[Dataset records]
───

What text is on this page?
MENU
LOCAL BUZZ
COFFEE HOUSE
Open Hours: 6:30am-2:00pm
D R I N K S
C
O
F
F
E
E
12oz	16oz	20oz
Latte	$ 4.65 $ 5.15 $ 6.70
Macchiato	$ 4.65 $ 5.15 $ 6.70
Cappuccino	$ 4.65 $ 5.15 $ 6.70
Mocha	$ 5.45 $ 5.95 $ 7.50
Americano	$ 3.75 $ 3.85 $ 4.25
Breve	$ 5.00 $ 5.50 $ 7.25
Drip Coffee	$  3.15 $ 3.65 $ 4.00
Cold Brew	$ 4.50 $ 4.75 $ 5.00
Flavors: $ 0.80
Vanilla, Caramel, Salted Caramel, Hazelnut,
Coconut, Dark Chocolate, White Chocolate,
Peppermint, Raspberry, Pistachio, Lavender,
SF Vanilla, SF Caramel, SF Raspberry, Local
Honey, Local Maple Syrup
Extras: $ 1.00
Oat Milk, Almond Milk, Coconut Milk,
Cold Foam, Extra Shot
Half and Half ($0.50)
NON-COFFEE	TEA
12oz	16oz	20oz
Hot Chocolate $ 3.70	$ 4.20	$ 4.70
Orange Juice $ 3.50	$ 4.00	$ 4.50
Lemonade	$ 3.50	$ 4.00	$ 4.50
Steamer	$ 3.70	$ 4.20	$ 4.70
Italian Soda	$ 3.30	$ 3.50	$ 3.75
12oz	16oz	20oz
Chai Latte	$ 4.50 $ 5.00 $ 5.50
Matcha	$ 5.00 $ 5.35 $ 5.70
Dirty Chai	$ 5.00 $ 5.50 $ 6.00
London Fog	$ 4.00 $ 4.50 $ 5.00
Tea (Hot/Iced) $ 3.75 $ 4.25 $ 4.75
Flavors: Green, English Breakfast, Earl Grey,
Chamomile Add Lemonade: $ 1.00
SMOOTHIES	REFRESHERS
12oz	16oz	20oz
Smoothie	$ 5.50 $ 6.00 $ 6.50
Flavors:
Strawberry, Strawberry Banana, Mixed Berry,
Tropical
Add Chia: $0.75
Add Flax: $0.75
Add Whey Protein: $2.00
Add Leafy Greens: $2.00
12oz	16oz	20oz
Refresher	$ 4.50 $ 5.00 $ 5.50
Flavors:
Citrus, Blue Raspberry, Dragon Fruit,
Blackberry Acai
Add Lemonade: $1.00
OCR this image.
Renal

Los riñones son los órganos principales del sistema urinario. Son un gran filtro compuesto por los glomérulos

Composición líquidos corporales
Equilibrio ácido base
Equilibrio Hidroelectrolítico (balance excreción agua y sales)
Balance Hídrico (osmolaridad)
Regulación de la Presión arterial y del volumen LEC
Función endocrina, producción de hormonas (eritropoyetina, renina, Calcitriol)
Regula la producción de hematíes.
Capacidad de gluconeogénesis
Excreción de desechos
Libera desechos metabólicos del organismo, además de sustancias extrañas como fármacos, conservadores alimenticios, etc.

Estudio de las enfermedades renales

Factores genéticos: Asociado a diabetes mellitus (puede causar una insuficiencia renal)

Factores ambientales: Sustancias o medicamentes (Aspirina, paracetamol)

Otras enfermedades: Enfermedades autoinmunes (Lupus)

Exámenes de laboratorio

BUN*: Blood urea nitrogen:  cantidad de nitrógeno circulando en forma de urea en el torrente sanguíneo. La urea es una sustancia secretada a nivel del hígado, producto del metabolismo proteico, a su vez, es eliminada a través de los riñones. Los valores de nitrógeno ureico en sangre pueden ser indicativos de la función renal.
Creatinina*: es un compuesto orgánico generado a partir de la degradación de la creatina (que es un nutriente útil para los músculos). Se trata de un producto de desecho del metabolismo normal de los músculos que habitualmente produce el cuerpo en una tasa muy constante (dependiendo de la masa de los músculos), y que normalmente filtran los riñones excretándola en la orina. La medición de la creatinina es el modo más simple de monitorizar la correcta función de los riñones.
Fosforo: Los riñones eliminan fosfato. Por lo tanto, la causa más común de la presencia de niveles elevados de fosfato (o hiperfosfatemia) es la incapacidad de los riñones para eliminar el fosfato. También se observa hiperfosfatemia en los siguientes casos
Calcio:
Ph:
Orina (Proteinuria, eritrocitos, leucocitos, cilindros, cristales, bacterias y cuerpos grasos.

───

■ Task statement ■
Return the entries above, every line intact.

■ Response area ■
What text is on this page?
MENU
LOCAL BUZZ
COFFEE HOUSE
Open Hours: 6:30am-2:00pm
D R I N K S
C
O
F
F
E
E
12oz	16oz	20oz
Latte	$ 4.65 $ 5.15 $ 6.70
Macchiato	$ 4.65 $ 5.15 $ 6.70
Cappuccino	$ 4.65 $ 5.15 $ 6.70
Mocha	$ 5.45 $ 5.95 $ 7.50
Americano	$ 3.75 $ 3.85 $ 4.25
Breve	$ 5.00 $ 5.50 $ 7.25
Drip Coffee	$  3.15 $ 3.65 $ 4.00
Cold Brew	$ 4.50 $ 4.75 $ 5.00
Flavors: $ 0.80
Vanilla, Caramel, Salted Caramel, Hazelnut,
Coconut, Dark Chocolate, White Chocolate,
Peppermint, Raspberry, Pistachio, Lavender,
SF Vanilla, SF Caramel, SF Raspberry, Local
Honey, Local Maple Syrup
Extras: $ 1.00
Oat Milk, Almond Milk, Coconut Milk,
Cold Foam, Extra Shot
Half and Half ($0.50)
NON-COFFEE	TEA
12oz	16oz	20oz
Hot Chocolate $ 3.70	$ 4.20	$ 4.70
Orange Juice $ 3.50	$ 4.00	$ 4.50
Lemonade	$ 3.50	$ 4.00	$ 4.50
Steamer	$ 3.70	$ 4.20	$ 4.70
Italian Soda	$ 3.30	$ 3.50	$ 3.75
12oz	16oz	20oz
Chai Latte	$ 4.50 $ 5.00 $ 5.50
Matcha	$ 5.00 $ 5.35 $ 5.70
Dirty Chai	$ 5.00 $ 5.50 $ 6.00
London Fog	$ 4.00 $ 4.50 $ 5.00
Tea (Hot/Iced) $ 3.75 $ 4.25 $ 4.75
Flavors: Green, English Breakfast, Earl Grey,
Chamomile Add Lemonade: $ 1.00
SMOOTHIES	REFRESHERS
12oz	16oz	20oz
Smoothie	$ 5.50 $ 6.00 $ 6.50
Flavors:
Strawberry, Strawberry Banana, Mixed Berry,
Tropical
Add Chia: $0.75
Add Flax: $0.75
Add Whey Protein: $2.00
Add Leafy Greens: $2.00
12oz	16oz	20oz
Refresher	$ 4.50 $ 5.00 $ 5.50
Flavors:
Citrus, Blue Raspberry, Dragon Fruit,
Blackberry Acai
Add Lemonade: $1.00
OCR this image.
Renal

Los riñones son los órganos principales del sistema urinario. Son un gran filtro compuesto por los glomérulos

Composición líquidos corporales
Equilibrio ácido base
Equilibrio Hidroelectrolítico (balance excreción agua y sales)
Balance Hídrico (osmolaridad)
Regulación de la Presión arterial y del volumen LEC
Función endocrina, producción de hormonas (eritropoyetina, renina, Calcitriol)
Regula la producción de hematíes.
Capacidad de gluconeogénesis
Excreción de desechos
Libera desechos metabólicos del organismo, además de sustancias extrañas como fármacos, conservadores alimenticios, etc.

Estudio de las enfermedades renales

Factores genéticos: Asociado a diabetes mellitus (puede causar una insuficiencia renal)

Factores ambientales: Sustancias o medicamentes (Aspirina, paracetamol)

Otras enfermedades: Enfermedades autoinmunes (Lupus)

Exámenes de laboratorio

BUN*: Blood urea nitrogen:  cantidad de nitrógeno circulando en forma de urea en el torrente sanguíneo. La urea es una sustancia secretada a nivel del hígado, producto del metabolismo proteico, a su vez, es eliminada a través de los riñones. Los valores de nitrógeno ureico en sangre pueden ser indicativos de la función renal.
Creatinina*: es un compuesto orgánico generado a partir de la degradación de la creatina (que es un nutriente útil para los músculos). Se trata de un producto de desecho del metabolismo normal de los músculos que habitualmente produce el cuerpo en una tasa muy constante (dependiendo de la masa de los músculos), y que normalmente filtran los riñones excretándola en la orina. La medición de la creatinina es el modo más simple de monitorizar la correcta función de los riñones.
Fosforo: Los riñones eliminan fosfato. Por lo tanto, la causa más común de la presencia de niveles elevados de fosfato (o hiperfosfatemia) es la incapacidad de los riñones para eliminar el fosfato. También se observa hiperfosfatemia en los siguientes casos
Calcio:
Ph:
Orina (Proteinuria, eritrocitos, leucocitos, cilindros, cristales, bacterias y cuerpos grasos.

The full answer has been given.